* **Aim of the task**: It is required that all of the data be written out exactly.

* **Data lines**:
######
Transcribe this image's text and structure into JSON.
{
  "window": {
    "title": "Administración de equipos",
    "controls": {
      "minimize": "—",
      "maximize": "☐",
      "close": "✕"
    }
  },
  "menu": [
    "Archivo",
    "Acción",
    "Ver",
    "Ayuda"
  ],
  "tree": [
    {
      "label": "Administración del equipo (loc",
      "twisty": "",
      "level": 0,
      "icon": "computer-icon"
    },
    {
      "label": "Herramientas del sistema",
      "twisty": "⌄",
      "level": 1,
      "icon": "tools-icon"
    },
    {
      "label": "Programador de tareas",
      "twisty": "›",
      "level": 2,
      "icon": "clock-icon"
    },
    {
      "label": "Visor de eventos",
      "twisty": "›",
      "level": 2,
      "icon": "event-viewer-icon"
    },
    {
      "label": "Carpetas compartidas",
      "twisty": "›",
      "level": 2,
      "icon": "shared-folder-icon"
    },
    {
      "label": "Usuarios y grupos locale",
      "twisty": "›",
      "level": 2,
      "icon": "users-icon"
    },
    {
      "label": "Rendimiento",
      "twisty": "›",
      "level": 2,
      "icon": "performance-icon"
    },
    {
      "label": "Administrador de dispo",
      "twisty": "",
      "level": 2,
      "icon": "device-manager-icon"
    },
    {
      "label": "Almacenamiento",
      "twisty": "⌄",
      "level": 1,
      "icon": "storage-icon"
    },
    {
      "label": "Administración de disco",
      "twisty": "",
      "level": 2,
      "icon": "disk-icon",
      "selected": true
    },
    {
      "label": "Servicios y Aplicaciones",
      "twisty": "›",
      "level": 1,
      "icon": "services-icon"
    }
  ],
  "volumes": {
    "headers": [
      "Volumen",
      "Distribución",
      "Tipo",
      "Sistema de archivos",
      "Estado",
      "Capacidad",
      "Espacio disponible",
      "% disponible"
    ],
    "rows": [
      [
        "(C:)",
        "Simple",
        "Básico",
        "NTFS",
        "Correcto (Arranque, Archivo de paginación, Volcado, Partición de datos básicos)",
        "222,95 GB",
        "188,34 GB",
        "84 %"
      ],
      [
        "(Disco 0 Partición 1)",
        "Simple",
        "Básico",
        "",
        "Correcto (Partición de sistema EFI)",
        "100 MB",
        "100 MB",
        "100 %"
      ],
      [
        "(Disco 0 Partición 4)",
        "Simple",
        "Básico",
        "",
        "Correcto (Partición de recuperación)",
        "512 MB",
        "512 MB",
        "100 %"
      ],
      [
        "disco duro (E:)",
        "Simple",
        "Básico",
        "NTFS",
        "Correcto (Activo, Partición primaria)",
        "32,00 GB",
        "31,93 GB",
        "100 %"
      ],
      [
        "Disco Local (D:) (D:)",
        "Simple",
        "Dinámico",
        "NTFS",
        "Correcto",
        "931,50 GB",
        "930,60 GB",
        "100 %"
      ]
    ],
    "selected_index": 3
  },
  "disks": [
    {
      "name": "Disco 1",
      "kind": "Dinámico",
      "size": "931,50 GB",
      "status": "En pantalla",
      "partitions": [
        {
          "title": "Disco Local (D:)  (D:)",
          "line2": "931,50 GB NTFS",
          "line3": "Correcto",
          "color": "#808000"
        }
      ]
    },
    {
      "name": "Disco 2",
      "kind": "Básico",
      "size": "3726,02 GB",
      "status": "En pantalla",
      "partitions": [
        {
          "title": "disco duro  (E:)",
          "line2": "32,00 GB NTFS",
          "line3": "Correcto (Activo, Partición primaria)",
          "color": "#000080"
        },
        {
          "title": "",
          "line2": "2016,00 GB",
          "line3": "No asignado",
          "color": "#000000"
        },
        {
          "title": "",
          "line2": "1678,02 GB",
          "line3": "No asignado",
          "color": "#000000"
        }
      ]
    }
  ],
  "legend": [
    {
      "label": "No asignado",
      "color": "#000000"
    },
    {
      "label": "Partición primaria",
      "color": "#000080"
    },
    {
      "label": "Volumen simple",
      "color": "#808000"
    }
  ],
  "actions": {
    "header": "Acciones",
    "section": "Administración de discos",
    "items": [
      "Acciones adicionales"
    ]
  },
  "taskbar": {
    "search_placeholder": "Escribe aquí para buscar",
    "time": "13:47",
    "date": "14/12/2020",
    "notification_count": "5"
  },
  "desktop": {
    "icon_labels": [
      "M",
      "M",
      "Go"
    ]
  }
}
######
* **Answer to the task**:
Transcribe this image's text and structure into JSON.
{
  "window": {
    "title": "Administración de equipos",
    "controls": {
      "minimize": "—",
      "maximize": "☐",
      "close": "✕"
    }
  },
  "menu": [
    "Archivo",
    "Acción",
    "Ver",
    "Ayuda"
  ],
  "tree": [
    {
      "label": "Administración del equipo (loc",
      "twisty": "",
      "level": 0,
      "icon": "computer-icon"
    },
    {
      "label": "Herramientas del sistema",
      "twisty": "⌄",
      "level": 1,
      "icon": "tools-icon"
    },
    {
      "label": "Programador de tareas",
      "twisty": "›",
      "level": 2,
      "icon": "clock-icon"
    },
    {
      "label": "Visor de eventos",
      "twisty": "›",
      "level": 2,
      "icon": "event-viewer-icon"
    },
    {
      "label": "Carpetas compartidas",
      "twisty": "›",
      "level": 2,
      "icon": "shared-folder-icon"
    },
    {
      "label": "Usuarios y grupos locale",
      "twisty": "›",
      "level": 2,
      "icon": "users-icon"
    },
    {
      "label": "Rendimiento",
      "twisty": "›",
      "level": 2,
      "icon": "performance-icon"
    },
    {
      "label": "Administrador de dispo",
      "twisty": "",
      "level": 2,
      "icon": "device-manager-icon"
    },
    {
      "label": "Almacenamiento",
      "twisty": "⌄",
      "level": 1,
      "icon": "storage-icon"
    },
    {
      "label": "Administración de disco",
      "twisty": "",
      "level": 2,
      "icon": "disk-icon",
      "selected": true
    },
    {
      "label": "Servicios y Aplicaciones",
      "twisty": "›",
      "level": 1,
      "icon": "services-icon"
    }
  ],
  "volumes": {
    "headers": [
      "Volumen",
      "Distribución",
      "Tipo",
      "Sistema de archivos",
      "Estado",
      "Capacidad",
      "Espacio disponible",
      "% disponible"
    ],
    "rows": [
      [
        "(C:)",
        "Simple",
        "Básico",
        "NTFS",
        "Correcto (Arranque, Archivo de paginación, Volcado, Partición de datos básicos)",
        "222,95 GB",
        "188,34 GB",
        "84 %"
      ],
      [
        "(Disco 0 Partición 1)",
        "Simple",
        "Básico",
        "",
        "Correcto (Partición de sistema EFI)",
        "100 MB",
        "100 MB",
        "100 %"
      ],
      [
        "(Disco 0 Partición 4)",
        "Simple",
        "Básico",
        "",
        "Correcto (Partición de recuperación)",
        "512 MB",
        "512 MB",
        "100 %"
      ],
      [
        "disco duro (E:)",
        "Simple",
        "Básico",
        "NTFS",
        "Correcto (Activo, Partición primaria)",
        "32,00 GB",
        "31,93 GB",
        "100 %"
      ],
      [
        "Disco Local (D:) (D:)",
        "Simple",
        "Dinámico",
        "NTFS",
        "Correcto",
        "931,50 GB",
        "930,60 GB",
        "100 %"
      ]
    ],
    "selected_index": 3
  },
  "disks": [
    {
      "name": "Disco 1",
      "kind": "Dinámico",
      "size": "931,50 GB",
      "status": "En pantalla",
      "partitions": [
        {
          "title": "Disco Local (D:)  (D:)",
          "line2": "931,50 GB NTFS",
          "line3": "Correcto",
          "color": "#808000"
        }
      ]
    },
    {
      "name": "Disco 2",
      "kind": "Básico",
      "size": "3726,02 GB",
      "status": "En pantalla",
      "partitions": [
        {
          "title": "disco duro  (E:)",
          "line2": "32,00 GB NTFS",
          "line3": "Correcto (Activo, Partición primaria)",
          "color": "#000080"
        },
        {
          "title": "",
          "line2": "2016,00 GB",
          "line3": "No asignado",
          "color": "#000000"
        },
        {
          "title": "",
          "line2": "1678,02 GB",
          "line3": "No asignado",
          "color": "#000000"
        }
      ]
    }
  ],
  "legend": [
    {
      "label": "No asignado",
      "color": "#000000"
    },
    {
      "label": "Partición primaria",
      "color": "#000080"
    },
    {
      "label": "Volumen simple",
      "color": "#808000"
    }
  ],
  "actions": {
    "header": "Acciones",
    "section": "Administración de discos",
    "items": [
      "Acciones adicionales"
    ]
  },
  "taskbar": {
    "search_placeholder": "Escribe aquí para buscar",
    "time": "13:47",
    "date": "14/12/2020",
    "notification_count": "5"
  },
  "desktop": {
    "icon_labels": [
      "M",
      "M",
      "Go"
    ]
  }
}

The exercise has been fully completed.